- Environmental Protection Agency (EPA): EPA will allocate funding through the Water Infrastructure Improvements for the Nation (WIIN) Act, including $25 million in 2022 to improve drinking water quality in small, underserved, and disadvantaged communities. EPA will also continue its 3Ts (Training, Testing, and Taking Action) program for Reducing Lead in Drinking Water in Schools and Child Care Facilities. The program develops and disseminates tools and educational resources for states, schools, and childcare facilities on implementing a sustainable lead remediation programs, conducting lead tests, taking action to reduce lead exposure, and communicating results and action quickly and effectively to the parents, staff, and others who might be affected.
- Department of Education (ED): ED is working with federal partners to support schools in using the American Rescue Plan’s Elementary and Secondary School Emergency Relief and State and Local Relief funds to reduce lead exposure and provide clean drinking water in schools. ED will also continue to advance healthy school environments through the U.S. Department of Education Green Ribbon Schools (ED-GRS) recognition award with the benefit of input from engaged stakeholders and federal partners. ED will also use its leadership and public engagement, technical assistance, and research, to address a variety of environmental matters in schools, such as lead in water. ED has recently stood up a Core Environment, Sustainability, and Infrastructure Team (CESIT) and will determine how it can best address these issues and provide appropriate and useful guidance to education stakeholders. ED is developing a proactive plan of action to advance school sustainability, health, and environment with input and participation from the federal family. ED expects to spotlight actions to address ventilation and lead in water, among other topics.

_PROBLEM REQUIREMENTS_
Extend the passage on federal agency plans to reduce lead exposure in school drinking water, starting after its final sentence.

_PROVIDED INFORMATION_
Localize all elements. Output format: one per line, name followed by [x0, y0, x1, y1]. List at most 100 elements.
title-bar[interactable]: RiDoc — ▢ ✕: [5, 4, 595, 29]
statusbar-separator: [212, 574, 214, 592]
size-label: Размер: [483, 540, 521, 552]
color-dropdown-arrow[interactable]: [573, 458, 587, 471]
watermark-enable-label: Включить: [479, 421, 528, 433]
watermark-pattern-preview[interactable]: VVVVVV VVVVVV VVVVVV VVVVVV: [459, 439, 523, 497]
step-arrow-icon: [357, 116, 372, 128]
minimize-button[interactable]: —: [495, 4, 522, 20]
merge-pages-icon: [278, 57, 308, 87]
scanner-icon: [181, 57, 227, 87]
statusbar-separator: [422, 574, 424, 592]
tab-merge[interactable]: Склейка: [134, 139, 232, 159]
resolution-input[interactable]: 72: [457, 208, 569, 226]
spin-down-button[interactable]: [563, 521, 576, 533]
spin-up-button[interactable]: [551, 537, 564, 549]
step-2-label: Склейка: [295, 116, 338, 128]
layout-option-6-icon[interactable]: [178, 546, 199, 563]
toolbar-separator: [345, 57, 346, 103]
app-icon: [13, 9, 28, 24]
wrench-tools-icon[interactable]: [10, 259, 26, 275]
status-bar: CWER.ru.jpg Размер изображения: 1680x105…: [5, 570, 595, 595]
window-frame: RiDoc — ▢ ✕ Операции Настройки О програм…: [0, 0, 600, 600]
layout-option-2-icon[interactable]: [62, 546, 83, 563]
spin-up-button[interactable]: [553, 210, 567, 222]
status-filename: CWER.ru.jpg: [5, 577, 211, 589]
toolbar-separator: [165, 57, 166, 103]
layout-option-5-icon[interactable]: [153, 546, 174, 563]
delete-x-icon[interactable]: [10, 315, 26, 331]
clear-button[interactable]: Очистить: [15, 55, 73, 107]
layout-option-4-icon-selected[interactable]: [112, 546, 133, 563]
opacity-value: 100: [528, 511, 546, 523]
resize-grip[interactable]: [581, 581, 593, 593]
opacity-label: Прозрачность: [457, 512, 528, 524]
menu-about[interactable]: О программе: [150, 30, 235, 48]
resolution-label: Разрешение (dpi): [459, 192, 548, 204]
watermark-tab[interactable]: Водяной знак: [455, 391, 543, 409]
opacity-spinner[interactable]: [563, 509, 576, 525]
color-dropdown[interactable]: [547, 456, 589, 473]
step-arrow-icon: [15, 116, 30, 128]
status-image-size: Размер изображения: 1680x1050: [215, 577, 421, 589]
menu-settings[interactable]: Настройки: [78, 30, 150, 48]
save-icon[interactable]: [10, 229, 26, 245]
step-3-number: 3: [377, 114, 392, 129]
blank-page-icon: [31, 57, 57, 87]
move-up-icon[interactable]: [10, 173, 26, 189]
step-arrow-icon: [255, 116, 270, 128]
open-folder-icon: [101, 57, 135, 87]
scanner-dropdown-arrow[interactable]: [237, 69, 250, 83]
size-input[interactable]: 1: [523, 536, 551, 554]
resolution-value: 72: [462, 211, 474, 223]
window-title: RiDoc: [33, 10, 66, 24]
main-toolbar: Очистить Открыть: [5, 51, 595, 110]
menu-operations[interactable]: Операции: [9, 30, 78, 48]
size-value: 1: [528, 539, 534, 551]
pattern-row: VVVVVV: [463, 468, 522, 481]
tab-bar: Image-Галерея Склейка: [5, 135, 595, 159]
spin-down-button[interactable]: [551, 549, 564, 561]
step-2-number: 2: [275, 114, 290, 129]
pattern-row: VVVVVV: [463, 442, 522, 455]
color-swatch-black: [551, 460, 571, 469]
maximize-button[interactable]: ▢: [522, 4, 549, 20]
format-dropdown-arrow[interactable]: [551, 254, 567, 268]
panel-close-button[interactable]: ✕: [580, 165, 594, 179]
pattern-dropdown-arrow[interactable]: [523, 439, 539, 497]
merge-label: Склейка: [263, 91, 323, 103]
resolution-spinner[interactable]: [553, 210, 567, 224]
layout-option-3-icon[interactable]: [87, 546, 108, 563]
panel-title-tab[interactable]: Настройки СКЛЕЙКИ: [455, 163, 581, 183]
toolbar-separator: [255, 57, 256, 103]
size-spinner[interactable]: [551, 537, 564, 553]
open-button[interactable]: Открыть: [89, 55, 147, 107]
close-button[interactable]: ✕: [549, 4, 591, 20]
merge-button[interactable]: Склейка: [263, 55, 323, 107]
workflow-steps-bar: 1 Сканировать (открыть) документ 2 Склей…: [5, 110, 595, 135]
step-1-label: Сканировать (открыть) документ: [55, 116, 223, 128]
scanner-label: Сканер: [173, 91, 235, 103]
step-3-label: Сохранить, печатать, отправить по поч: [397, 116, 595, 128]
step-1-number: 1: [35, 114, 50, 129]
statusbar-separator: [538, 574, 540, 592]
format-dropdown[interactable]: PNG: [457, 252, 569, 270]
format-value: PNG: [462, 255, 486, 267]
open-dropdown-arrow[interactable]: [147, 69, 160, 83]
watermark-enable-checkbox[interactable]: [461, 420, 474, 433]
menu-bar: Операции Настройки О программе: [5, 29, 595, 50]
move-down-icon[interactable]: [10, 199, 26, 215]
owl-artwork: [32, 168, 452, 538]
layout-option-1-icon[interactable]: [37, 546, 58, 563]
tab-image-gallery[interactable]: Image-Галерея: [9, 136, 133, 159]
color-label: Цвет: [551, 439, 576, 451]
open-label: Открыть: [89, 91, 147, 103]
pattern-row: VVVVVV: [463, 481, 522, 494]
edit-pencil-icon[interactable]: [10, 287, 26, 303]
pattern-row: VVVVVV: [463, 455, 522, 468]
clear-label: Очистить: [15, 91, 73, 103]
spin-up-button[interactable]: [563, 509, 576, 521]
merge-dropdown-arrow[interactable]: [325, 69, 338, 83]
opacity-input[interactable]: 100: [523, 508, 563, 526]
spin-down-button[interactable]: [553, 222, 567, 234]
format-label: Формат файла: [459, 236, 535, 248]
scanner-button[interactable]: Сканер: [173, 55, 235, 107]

_ANSWER TO THE EXERCISE_
- Health and Human Services (HHS): HHS will pursue actions through the Centers for Disease Control (CDC). CDC’s nation-wide network of Childhood Lead Prevention Program (CLPPP) Grantees and Pediatric Environmental Health Specialty Units (PEHSU) will continue to support lead poisoning prevention activities across the country. CDC currently funds 56 CLPPPs including support for 48 state programs, DC, and Puerto Rico. CLPPP recipients ensure a connection with schools and child care facilities to identify children with elevated blood lead levels and provide care services to children that are at-risk. CDC’s grants will educate child care providers and school staff about lead poisoning and the importance of early lead screening, establish partnerships with local and state agencies to conduct water testing for lead to assure childcare facilities are lead-safe or lead-free, and create outreach material to prevent lead exposure through drinking water. CDC also will continue to support the PESHUs, which are regional centers of excellence for support to clinicians dealing with patient concerns associated with environmental hazards, such as lead. Both the CLPPPs and the PEHSUs support lead elimination activities in schools and early education centers by providing technical assistance, education, and outreach. HHS will also pursue actions through the Office of Head Start and Office of Child Care.
- U.S. Department of Agriculture (USDA): USDA will pursue actions through its Rural Development Mission Area, including efforts to prevent lead poisoning within Community Facilities and Business Programs. In addition to complying with requirements for renovation and repair work on child occupied facilities, the Community Facilities Program will continue to fund eligible projects for installation of water filter stations in schools and childcare facilities. Schools and childcare facilities may also seek funds for eligible projects to replace lead service lines through Water and Environmental Programs.